▸ Your task
Check each line of the listing for the word "ylabel" and give only the number of lines that have it.

(Data tied to figure images)
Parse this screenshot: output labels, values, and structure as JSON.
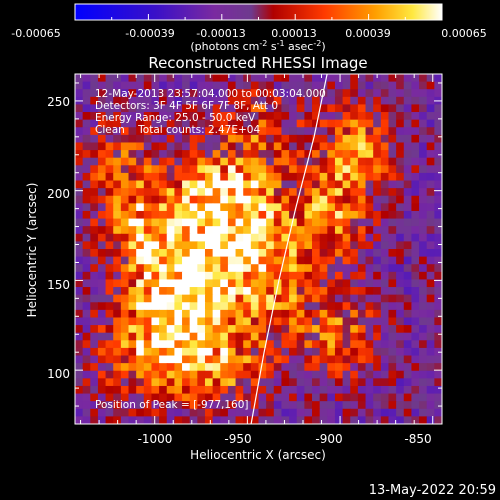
{
  "colorbar": {
    "tick_labels": [
      "-0.00065",
      "-0.00039",
      "-0.00013",
      "0.00013",
      "0.00039",
      "0.00065"
    ],
    "unit_label": "(photons cm",
    "unit_sup1": "-2",
    "unit_mid": " s",
    "unit_sup2": "-1",
    "unit_end": " asec",
    "unit_sup3": "-2",
    "unit_close": ")"
  },
  "footer": {
    "timestamp": "13-May-2022 20:59"
  },
  "chart_data": {
    "type": "heatmap",
    "title": "Reconstructed RHESSI Image",
    "xlabel": "Heliocentric X (arcsec)",
    "ylabel": "Heliocentric Y (arcsec)",
    "xlim": [
      -1043,
      -845
    ],
    "ylim": [
      70,
      265
    ],
    "x_ticks": [
      -1000,
      -950,
      -900,
      -850
    ],
    "x_tick_labels": [
      "-1000",
      "-950",
      "-900",
      "-850"
    ],
    "y_ticks": [
      100,
      150,
      200,
      250
    ],
    "y_tick_labels": [
      "100",
      "150",
      "200",
      "250"
    ],
    "value_range": [
      -0.00065,
      0.00065
    ],
    "colormap": "red-temperature",
    "annotations": [
      "12-May-2013 23:57:04.000 to 00:03:04.000",
      "Detectors: 3F 4F 5F 6F 7F 8F, Att 0",
      "Energy Range: 25.0 - 50.0 keV",
      "Clean    Total counts: 2.47E+04"
    ],
    "peak_label": "Position of Peak = [-977,160]",
    "peak_position": [
      -977,
      160
    ],
    "limb": [
      [
        -948,
        70
      ],
      [
        -941,
        110
      ],
      [
        -933,
        150
      ],
      [
        -924,
        190
      ],
      [
        -914,
        230
      ],
      [
        -907,
        265
      ]
    ],
    "emission_blobs": [
      {
        "x": -975,
        "y": 165,
        "sx": 22,
        "sy": 30,
        "a": 1.0
      },
      {
        "x": -958,
        "y": 195,
        "sx": 18,
        "sy": 16,
        "a": 0.75
      },
      {
        "x": -990,
        "y": 135,
        "sx": 18,
        "sy": 20,
        "a": 0.7
      },
      {
        "x": -935,
        "y": 150,
        "sx": 16,
        "sy": 26,
        "a": 0.6
      },
      {
        "x": -905,
        "y": 190,
        "sx": 14,
        "sy": 22,
        "a": 0.65
      },
      {
        "x": -888,
        "y": 225,
        "sx": 14,
        "sy": 16,
        "a": 0.6
      },
      {
        "x": -1005,
        "y": 105,
        "sx": 20,
        "sy": 16,
        "a": 0.55
      },
      {
        "x": -965,
        "y": 100,
        "sx": 18,
        "sy": 14,
        "a": 0.5
      },
      {
        "x": -900,
        "y": 120,
        "sx": 14,
        "sy": 16,
        "a": 0.55
      },
      {
        "x": -1020,
        "y": 215,
        "sx": 14,
        "sy": 16,
        "a": 0.45
      },
      {
        "x": -1010,
        "y": 180,
        "sx": 14,
        "sy": 16,
        "a": 0.5
      },
      {
        "x": -945,
        "y": 235,
        "sx": 16,
        "sy": 14,
        "a": 0.45
      }
    ]
  }
}
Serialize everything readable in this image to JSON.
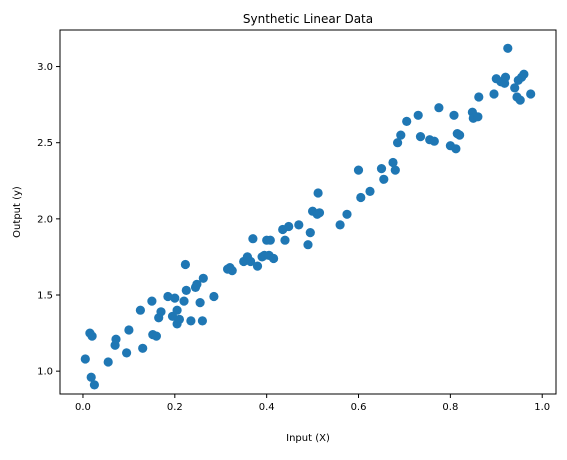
{
  "chart_data": {
    "type": "scatter",
    "title": "Synthetic Linear Data",
    "xlabel": "Input (X)",
    "ylabel": "Output (y)",
    "xlim": [
      -0.05,
      1.03
    ],
    "ylim": [
      0.85,
      3.24
    ],
    "xticks": [
      0.0,
      0.2,
      0.4,
      0.6,
      0.8,
      1.0
    ],
    "xtick_labels": [
      "0.0",
      "0.2",
      "0.4",
      "0.6",
      "0.8",
      "1.0"
    ],
    "yticks": [
      1.0,
      1.5,
      2.0,
      2.5,
      3.0
    ],
    "ytick_labels": [
      "1.0",
      "1.5",
      "2.0",
      "2.5",
      "3.0"
    ],
    "grid": false,
    "color": "#1f77b4",
    "points": [
      [
        0.005,
        1.08
      ],
      [
        0.015,
        1.25
      ],
      [
        0.02,
        1.23
      ],
      [
        0.018,
        0.96
      ],
      [
        0.025,
        0.91
      ],
      [
        0.055,
        1.06
      ],
      [
        0.07,
        1.17
      ],
      [
        0.072,
        1.21
      ],
      [
        0.095,
        1.12
      ],
      [
        0.1,
        1.27
      ],
      [
        0.125,
        1.4
      ],
      [
        0.13,
        1.15
      ],
      [
        0.15,
        1.46
      ],
      [
        0.152,
        1.24
      ],
      [
        0.16,
        1.23
      ],
      [
        0.165,
        1.35
      ],
      [
        0.17,
        1.39
      ],
      [
        0.185,
        1.49
      ],
      [
        0.195,
        1.36
      ],
      [
        0.2,
        1.48
      ],
      [
        0.205,
        1.31
      ],
      [
        0.21,
        1.34
      ],
      [
        0.205,
        1.4
      ],
      [
        0.22,
        1.46
      ],
      [
        0.223,
        1.7
      ],
      [
        0.225,
        1.53
      ],
      [
        0.235,
        1.33
      ],
      [
        0.245,
        1.55
      ],
      [
        0.248,
        1.57
      ],
      [
        0.255,
        1.45
      ],
      [
        0.26,
        1.33
      ],
      [
        0.262,
        1.61
      ],
      [
        0.285,
        1.49
      ],
      [
        0.315,
        1.67
      ],
      [
        0.32,
        1.68
      ],
      [
        0.325,
        1.66
      ],
      [
        0.35,
        1.72
      ],
      [
        0.358,
        1.75
      ],
      [
        0.365,
        1.72
      ],
      [
        0.37,
        1.87
      ],
      [
        0.38,
        1.69
      ],
      [
        0.39,
        1.75
      ],
      [
        0.395,
        1.76
      ],
      [
        0.4,
        1.86
      ],
      [
        0.405,
        1.76
      ],
      [
        0.408,
        1.86
      ],
      [
        0.415,
        1.74
      ],
      [
        0.435,
        1.93
      ],
      [
        0.44,
        1.86
      ],
      [
        0.448,
        1.95
      ],
      [
        0.47,
        1.96
      ],
      [
        0.49,
        1.83
      ],
      [
        0.495,
        1.91
      ],
      [
        0.5,
        2.05
      ],
      [
        0.51,
        2.03
      ],
      [
        0.512,
        2.17
      ],
      [
        0.515,
        2.04
      ],
      [
        0.56,
        1.96
      ],
      [
        0.575,
        2.03
      ],
      [
        0.6,
        2.32
      ],
      [
        0.605,
        2.14
      ],
      [
        0.625,
        2.18
      ],
      [
        0.65,
        2.33
      ],
      [
        0.655,
        2.26
      ],
      [
        0.675,
        2.37
      ],
      [
        0.68,
        2.32
      ],
      [
        0.685,
        2.5
      ],
      [
        0.692,
        2.55
      ],
      [
        0.705,
        2.64
      ],
      [
        0.73,
        2.68
      ],
      [
        0.735,
        2.54
      ],
      [
        0.755,
        2.52
      ],
      [
        0.765,
        2.51
      ],
      [
        0.775,
        2.73
      ],
      [
        0.8,
        2.48
      ],
      [
        0.808,
        2.68
      ],
      [
        0.812,
        2.46
      ],
      [
        0.815,
        2.56
      ],
      [
        0.82,
        2.55
      ],
      [
        0.848,
        2.7
      ],
      [
        0.85,
        2.66
      ],
      [
        0.86,
        2.67
      ],
      [
        0.862,
        2.8
      ],
      [
        0.895,
        2.82
      ],
      [
        0.9,
        2.92
      ],
      [
        0.91,
        2.9
      ],
      [
        0.918,
        2.89
      ],
      [
        0.92,
        2.93
      ],
      [
        0.925,
        3.12
      ],
      [
        0.94,
        2.86
      ],
      [
        0.945,
        2.8
      ],
      [
        0.948,
        2.91
      ],
      [
        0.952,
        2.78
      ],
      [
        0.955,
        2.93
      ],
      [
        0.96,
        2.95
      ],
      [
        0.975,
        2.82
      ]
    ]
  }
}
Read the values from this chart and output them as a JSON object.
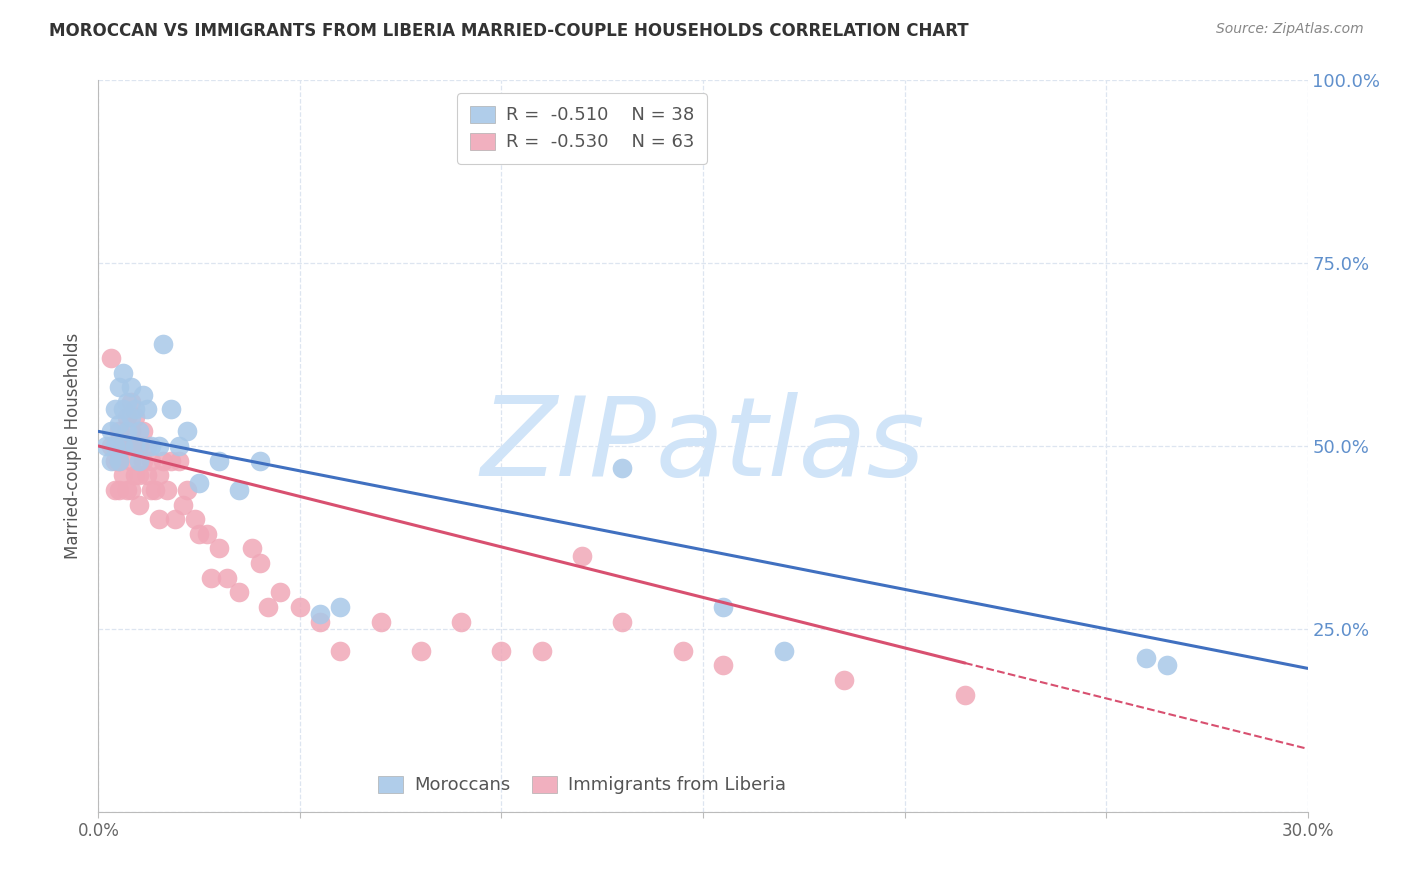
{
  "title": "MOROCCAN VS IMMIGRANTS FROM LIBERIA MARRIED-COUPLE HOUSEHOLDS CORRELATION CHART",
  "source": "Source: ZipAtlas.com",
  "ylabel": "Married-couple Households",
  "xlim": [
    0.0,
    0.3
  ],
  "ylim": [
    0.0,
    1.0
  ],
  "xticks": [
    0.0,
    0.05,
    0.1,
    0.15,
    0.2,
    0.25,
    0.3
  ],
  "xticklabels": [
    "0.0%",
    "",
    "",
    "",
    "",
    "",
    "30.0%"
  ],
  "yticks": [
    0.0,
    0.25,
    0.5,
    0.75,
    1.0
  ],
  "yticklabels_right": [
    "",
    "25.0%",
    "50.0%",
    "75.0%",
    "100.0%"
  ],
  "moroccan_R": -0.51,
  "moroccan_N": 38,
  "liberia_R": -0.53,
  "liberia_N": 63,
  "blue_scatter_color": "#a8c8e8",
  "pink_scatter_color": "#f0a8b8",
  "blue_line_color": "#4070c0",
  "pink_line_color": "#d85070",
  "watermark": "ZIPatlas",
  "watermark_color": "#d0e4f8",
  "background_color": "#ffffff",
  "grid_color": "#dde5f0",
  "moroccan_x": [
    0.002,
    0.003,
    0.003,
    0.004,
    0.004,
    0.005,
    0.005,
    0.005,
    0.006,
    0.006,
    0.006,
    0.007,
    0.007,
    0.008,
    0.008,
    0.009,
    0.009,
    0.01,
    0.01,
    0.011,
    0.012,
    0.013,
    0.015,
    0.016,
    0.018,
    0.02,
    0.022,
    0.025,
    0.03,
    0.035,
    0.04,
    0.055,
    0.06,
    0.13,
    0.155,
    0.17,
    0.26,
    0.265
  ],
  "moroccan_y": [
    0.5,
    0.52,
    0.48,
    0.55,
    0.5,
    0.58,
    0.53,
    0.48,
    0.6,
    0.55,
    0.5,
    0.56,
    0.52,
    0.58,
    0.54,
    0.55,
    0.5,
    0.52,
    0.48,
    0.57,
    0.55,
    0.5,
    0.5,
    0.64,
    0.55,
    0.5,
    0.52,
    0.45,
    0.48,
    0.44,
    0.48,
    0.27,
    0.28,
    0.47,
    0.28,
    0.22,
    0.21,
    0.2
  ],
  "liberia_x": [
    0.003,
    0.003,
    0.004,
    0.004,
    0.005,
    0.005,
    0.005,
    0.006,
    0.006,
    0.007,
    0.007,
    0.007,
    0.008,
    0.008,
    0.008,
    0.008,
    0.009,
    0.009,
    0.009,
    0.01,
    0.01,
    0.01,
    0.011,
    0.011,
    0.012,
    0.012,
    0.013,
    0.013,
    0.014,
    0.015,
    0.015,
    0.016,
    0.017,
    0.018,
    0.019,
    0.02,
    0.021,
    0.022,
    0.024,
    0.025,
    0.027,
    0.028,
    0.03,
    0.032,
    0.035,
    0.038,
    0.04,
    0.042,
    0.045,
    0.05,
    0.055,
    0.06,
    0.07,
    0.08,
    0.09,
    0.1,
    0.11,
    0.12,
    0.13,
    0.145,
    0.155,
    0.185,
    0.215
  ],
  "liberia_y": [
    0.62,
    0.5,
    0.48,
    0.44,
    0.52,
    0.48,
    0.44,
    0.5,
    0.46,
    0.54,
    0.5,
    0.44,
    0.56,
    0.52,
    0.48,
    0.44,
    0.54,
    0.5,
    0.46,
    0.5,
    0.46,
    0.42,
    0.52,
    0.48,
    0.5,
    0.46,
    0.48,
    0.44,
    0.44,
    0.46,
    0.4,
    0.48,
    0.44,
    0.48,
    0.4,
    0.48,
    0.42,
    0.44,
    0.4,
    0.38,
    0.38,
    0.32,
    0.36,
    0.32,
    0.3,
    0.36,
    0.34,
    0.28,
    0.3,
    0.28,
    0.26,
    0.22,
    0.26,
    0.22,
    0.26,
    0.22,
    0.22,
    0.35,
    0.26,
    0.22,
    0.2,
    0.18,
    0.16
  ],
  "blue_intercept": 0.52,
  "blue_slope": -1.08,
  "pink_intercept": 0.5,
  "pink_slope": -1.38
}
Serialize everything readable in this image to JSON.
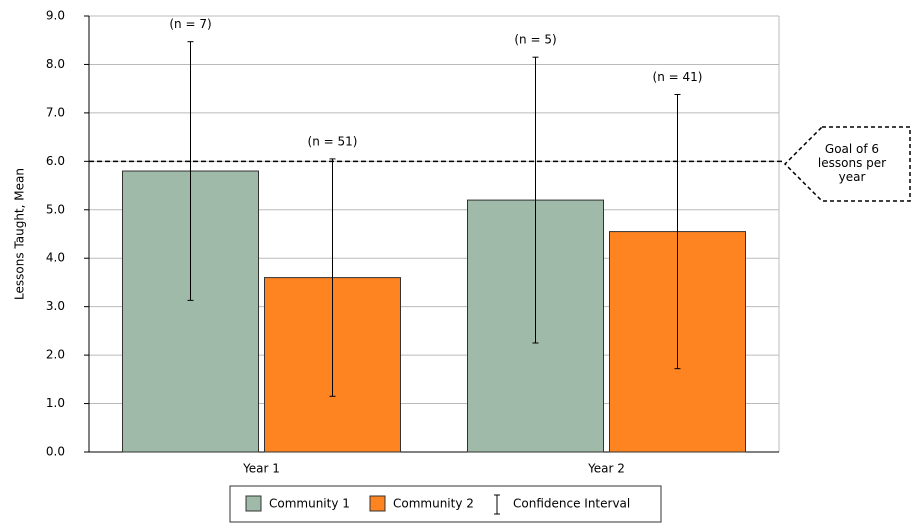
{
  "chart_data": {
    "type": "bar",
    "y_label": "Lessons Taught, Mean",
    "categories": [
      "Year 1",
      "Year 2"
    ],
    "series": [
      {
        "name": "Community 1",
        "color": "#9fbaa9",
        "values": [
          5.8,
          5.2
        ],
        "errors": [
          2.67,
          2.95
        ],
        "n_labels": [
          "(n = 7)",
          "(n = 5)"
        ]
      },
      {
        "name": "Community 2",
        "color": "#fd8421",
        "values": [
          3.6,
          4.55
        ],
        "errors": [
          2.45,
          2.83
        ],
        "n_labels": [
          "(n = 51)",
          "(n = 41)"
        ]
      }
    ],
    "error_bar_label": "Confidence Interval",
    "reference_line": {
      "value": 6,
      "label": "Goal of 6 lessons per year"
    },
    "ylim": [
      0,
      9
    ],
    "yticks": [
      {
        "value": 0,
        "label": "0.0"
      },
      {
        "value": 1,
        "label": "1.0"
      },
      {
        "value": 2,
        "label": "2.0"
      },
      {
        "value": 3,
        "label": "3.0"
      },
      {
        "value": 4,
        "label": "4.0"
      },
      {
        "value": 5,
        "label": "5.0"
      },
      {
        "value": 6,
        "label": "6.0"
      },
      {
        "value": 7,
        "label": "7.0"
      },
      {
        "value": 8,
        "label": "8.0"
      },
      {
        "value": 9,
        "label": "9.0"
      }
    ],
    "grid": true
  }
}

▸ Finished answer
3